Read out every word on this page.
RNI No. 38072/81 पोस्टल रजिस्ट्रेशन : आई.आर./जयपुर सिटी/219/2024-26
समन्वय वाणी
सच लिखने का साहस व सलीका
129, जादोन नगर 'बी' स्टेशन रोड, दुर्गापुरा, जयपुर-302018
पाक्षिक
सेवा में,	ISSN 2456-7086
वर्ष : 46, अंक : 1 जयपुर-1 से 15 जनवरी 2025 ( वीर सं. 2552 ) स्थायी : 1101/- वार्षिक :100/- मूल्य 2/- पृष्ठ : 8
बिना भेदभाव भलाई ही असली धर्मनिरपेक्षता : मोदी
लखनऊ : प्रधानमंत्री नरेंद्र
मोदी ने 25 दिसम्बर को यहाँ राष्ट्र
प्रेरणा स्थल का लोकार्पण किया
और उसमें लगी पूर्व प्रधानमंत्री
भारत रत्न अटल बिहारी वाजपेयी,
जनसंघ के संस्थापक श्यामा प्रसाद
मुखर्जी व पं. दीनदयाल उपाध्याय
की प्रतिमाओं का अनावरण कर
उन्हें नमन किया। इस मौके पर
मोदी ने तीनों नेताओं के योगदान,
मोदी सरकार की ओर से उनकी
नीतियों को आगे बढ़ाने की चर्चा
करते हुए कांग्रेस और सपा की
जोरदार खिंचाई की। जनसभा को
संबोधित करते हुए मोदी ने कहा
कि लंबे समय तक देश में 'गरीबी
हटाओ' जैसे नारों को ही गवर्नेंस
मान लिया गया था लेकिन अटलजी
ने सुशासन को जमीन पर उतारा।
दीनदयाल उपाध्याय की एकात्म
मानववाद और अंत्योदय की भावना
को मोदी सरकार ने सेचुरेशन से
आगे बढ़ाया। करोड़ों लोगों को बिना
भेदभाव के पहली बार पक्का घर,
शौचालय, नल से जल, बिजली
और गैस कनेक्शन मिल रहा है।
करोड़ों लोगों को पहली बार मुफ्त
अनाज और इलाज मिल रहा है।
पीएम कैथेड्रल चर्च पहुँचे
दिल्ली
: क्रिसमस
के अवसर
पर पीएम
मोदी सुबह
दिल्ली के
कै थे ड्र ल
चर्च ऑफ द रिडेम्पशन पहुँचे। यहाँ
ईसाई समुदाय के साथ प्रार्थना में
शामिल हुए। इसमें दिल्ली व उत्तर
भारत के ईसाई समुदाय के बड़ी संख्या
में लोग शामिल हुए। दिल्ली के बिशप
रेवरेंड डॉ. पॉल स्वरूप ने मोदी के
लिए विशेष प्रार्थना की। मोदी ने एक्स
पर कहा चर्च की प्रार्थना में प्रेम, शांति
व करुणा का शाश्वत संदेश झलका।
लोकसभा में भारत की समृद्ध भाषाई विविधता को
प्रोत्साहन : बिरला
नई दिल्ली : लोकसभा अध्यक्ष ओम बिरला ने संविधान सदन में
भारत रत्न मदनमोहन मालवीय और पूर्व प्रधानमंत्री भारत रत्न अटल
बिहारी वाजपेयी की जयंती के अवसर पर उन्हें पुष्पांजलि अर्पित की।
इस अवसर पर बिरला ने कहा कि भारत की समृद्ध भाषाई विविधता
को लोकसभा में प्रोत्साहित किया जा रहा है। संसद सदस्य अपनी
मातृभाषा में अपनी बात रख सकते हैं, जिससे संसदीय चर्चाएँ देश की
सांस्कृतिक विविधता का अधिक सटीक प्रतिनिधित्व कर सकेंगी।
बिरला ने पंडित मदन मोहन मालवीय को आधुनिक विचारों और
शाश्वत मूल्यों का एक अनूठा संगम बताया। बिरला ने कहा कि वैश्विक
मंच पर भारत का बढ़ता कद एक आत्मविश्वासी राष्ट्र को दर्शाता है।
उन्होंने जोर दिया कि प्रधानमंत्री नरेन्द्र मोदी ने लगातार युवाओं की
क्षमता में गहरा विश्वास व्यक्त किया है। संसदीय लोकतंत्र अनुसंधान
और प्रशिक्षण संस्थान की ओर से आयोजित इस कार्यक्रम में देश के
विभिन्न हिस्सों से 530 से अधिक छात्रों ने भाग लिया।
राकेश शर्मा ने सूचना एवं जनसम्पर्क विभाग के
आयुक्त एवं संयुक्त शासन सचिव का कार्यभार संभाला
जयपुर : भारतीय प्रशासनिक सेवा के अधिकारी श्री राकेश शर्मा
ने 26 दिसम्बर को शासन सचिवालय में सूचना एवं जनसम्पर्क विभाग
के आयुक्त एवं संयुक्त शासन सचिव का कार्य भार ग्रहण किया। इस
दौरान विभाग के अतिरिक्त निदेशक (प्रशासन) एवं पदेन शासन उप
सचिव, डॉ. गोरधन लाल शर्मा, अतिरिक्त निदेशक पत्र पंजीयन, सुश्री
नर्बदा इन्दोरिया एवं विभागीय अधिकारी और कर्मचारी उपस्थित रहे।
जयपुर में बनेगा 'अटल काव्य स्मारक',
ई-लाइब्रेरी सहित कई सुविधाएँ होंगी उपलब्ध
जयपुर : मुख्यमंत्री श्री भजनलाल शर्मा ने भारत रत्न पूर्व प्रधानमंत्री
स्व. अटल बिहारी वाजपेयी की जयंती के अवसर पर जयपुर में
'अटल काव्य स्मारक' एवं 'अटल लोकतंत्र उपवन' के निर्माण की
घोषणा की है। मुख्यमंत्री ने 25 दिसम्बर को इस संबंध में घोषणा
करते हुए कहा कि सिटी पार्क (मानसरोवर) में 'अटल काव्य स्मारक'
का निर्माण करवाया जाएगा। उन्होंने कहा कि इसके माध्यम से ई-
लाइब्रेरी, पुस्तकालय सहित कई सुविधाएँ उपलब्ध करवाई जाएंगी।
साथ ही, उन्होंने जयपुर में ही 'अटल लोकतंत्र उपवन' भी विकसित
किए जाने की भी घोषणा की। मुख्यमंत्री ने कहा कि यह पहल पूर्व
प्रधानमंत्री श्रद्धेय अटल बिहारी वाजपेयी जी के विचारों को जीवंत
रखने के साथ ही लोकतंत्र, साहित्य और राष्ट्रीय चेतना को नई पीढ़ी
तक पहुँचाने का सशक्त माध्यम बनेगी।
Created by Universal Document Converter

---*---

§ **Aim of the exercise**
All of the entries need to be reproduced exactly; please write them out.

§ **Answer for the task**
Read out every word on this page.
RNI No. 38072/81 पोस्टल रजिस्ट्रेशन : आई.आर./जयपुर सिटी/219/2024-26
समन्वय वाणी
सच लिखने का साहस व सलीका
129, जादोन नगर 'बी' स्टेशन रोड, दुर्गापुरा, जयपुर-302018
पाक्षिक
सेवा में,	ISSN 2456-7086
वर्ष : 46, अंक : 1 जयपुर-1 से 15 जनवरी 2025 ( वीर सं. 2552 ) स्थायी : 1101/- वार्षिक :100/- मूल्य 2/- पृष्ठ : 8
बिना भेदभाव भलाई ही असली धर्मनिरपेक्षता : मोदी
लखनऊ : प्रधानमंत्री नरेंद्र
मोदी ने 25 दिसम्बर को यहाँ राष्ट्र
प्रेरणा स्थल का लोकार्पण किया
और उसमें लगी पूर्व प्रधानमंत्री
भारत रत्न अटल बिहारी वाजपेयी,
जनसंघ के संस्थापक श्यामा प्रसाद
मुखर्जी व पं. दीनदयाल उपाध्याय
की प्रतिमाओं का अनावरण कर
उन्हें नमन किया। इस मौके पर
मोदी ने तीनों नेताओं के योगदान,
मोदी सरकार की ओर से उनकी
नीतियों को आगे बढ़ाने की चर्चा
करते हुए कांग्रेस और सपा की
जोरदार खिंचाई की। जनसभा को
संबोधित करते हुए मोदी ने कहा
कि लंबे समय तक देश में 'गरीबी
हटाओ' जैसे नारों को ही गवर्नेंस
मान लिया गया था लेकिन अटलजी
ने सुशासन को जमीन पर उतारा।
दीनदयाल उपाध्याय की एकात्म
मानववाद और अंत्योदय की भावना
को मोदी सरकार ने सेचुरेशन से
आगे बढ़ाया। करोड़ों लोगों को बिना
भेदभाव के पहली बार पक्का घर,
शौचालय, नल से जल, बिजली
और गैस कनेक्शन मिल रहा है।
करोड़ों लोगों को पहली बार मुफ्त
अनाज और इलाज मिल रहा है।
पीएम कैथेड्रल चर्च पहुँचे
दिल्ली
: क्रिसमस
के अवसर
पर पीएम
मोदी सुबह
दिल्ली के
कै थे ड्र ल
चर्च ऑफ द रिडेम्पशन पहुँचे। यहाँ
ईसाई समुदाय के साथ प्रार्थना में
शामिल हुए। इसमें दिल्ली व उत्तर
भारत के ईसाई समुदाय के बड़ी संख्या
में लोग शामिल हुए। दिल्ली के बिशप
रेवरेंड डॉ. पॉल स्वरूप ने मोदी के
लिए विशेष प्रार्थना की। मोदी ने एक्स
पर कहा चर्च की प्रार्थना में प्रेम, शांति
व करुणा का शाश्वत संदेश झलका।
लोकसभा में भारत की समृद्ध भाषाई विविधता को
प्रोत्साहन : बिरला
नई दिल्ली : लोकसभा अध्यक्ष ओम बिरला ने संविधान सदन में
भारत रत्न मदनमोहन मालवीय और पूर्व प्रधानमंत्री भारत रत्न अटल
बिहारी वाजपेयी की जयंती के अवसर पर उन्हें पुष्पांजलि अर्पित की।
इस अवसर पर बिरला ने कहा कि भारत की समृद्ध भाषाई विविधता
को लोकसभा में प्रोत्साहित किया जा रहा है। संसद सदस्य अपनी
मातृभाषा में अपनी बात रख सकते हैं, जिससे संसदीय चर्चाएँ देश की
सांस्कृतिक विविधता का अधिक सटीक प्रतिनिधित्व कर सकेंगी।
बिरला ने पंडित मदन मोहन मालवीय को आधुनिक विचारों और
शाश्वत मूल्यों का एक अनूठा संगम बताया। बिरला ने कहा कि वैश्विक
मंच पर भारत का बढ़ता कद एक आत्मविश्वासी राष्ट्र को दर्शाता है।
उन्होंने जोर दिया कि प्रधानमंत्री नरेन्द्र मोदी ने लगातार युवाओं की
क्षमता में गहरा विश्वास व्यक्त किया है। संसदीय लोकतंत्र अनुसंधान
और प्रशिक्षण संस्थान की ओर से आयोजित इस कार्यक्रम में देश के
विभिन्न हिस्सों से 530 से अधिक छात्रों ने भाग लिया।
राकेश शर्मा ने सूचना एवं जनसम्पर्क विभाग के
आयुक्त एवं संयुक्त शासन सचिव का कार्यभार संभाला
जयपुर : भारतीय प्रशासनिक सेवा के अधिकारी श्री राकेश शर्मा
ने 26 दिसम्बर को शासन सचिवालय में सूचना एवं जनसम्पर्क विभाग
के आयुक्त एवं संयुक्त शासन सचिव का कार्य भार ग्रहण किया। इस
दौरान विभाग के अतिरिक्त निदेशक (प्रशासन) एवं पदेन शासन उप
सचिव, डॉ. गोरधन लाल शर्मा, अतिरिक्त निदेशक पत्र पंजीयन, सुश्री
नर्बदा इन्दोरिया एवं विभागीय अधिकारी और कर्मचारी उपस्थित रहे।
जयपुर में बनेगा 'अटल काव्य स्मारक',
ई-लाइब्रेरी सहित कई सुविधाएँ होंगी उपलब्ध
जयपुर : मुख्यमंत्री श्री भजनलाल शर्मा ने भारत रत्न पूर्व प्रधानमंत्री
स्व. अटल बिहारी वाजपेयी की जयंती के अवसर पर जयपुर में
'अटल काव्य स्मारक' एवं 'अटल लोकतंत्र उपवन' के निर्माण की
घोषणा की है। मुख्यमंत्री ने 25 दिसम्बर को इस संबंध में घोषणा
करते हुए कहा कि सिटी पार्क (मानसरोवर) में 'अटल काव्य स्मारक'
का निर्माण करवाया जाएगा। उन्होंने कहा कि इसके माध्यम से ई-
लाइब्रेरी, पुस्तकालय सहित कई सुविधाएँ उपलब्ध करवाई जाएंगी।
साथ ही, उन्होंने जयपुर में ही 'अटल लोकतंत्र उपवन' भी विकसित
किए जाने की भी घोषणा की। मुख्यमंत्री ने कहा कि यह पहल पूर्व
प्रधानमंत्री श्रद्धेय अटल बिहारी वाजपेयी जी के विचारों को जीवंत
रखने के साथ ही लोकतंत्र, साहित्य और राष्ट्रीय चेतना को नई पीढ़ी
तक पहुँचाने का सशक्त माध्यम बनेगी।
Created by Universal Document Converter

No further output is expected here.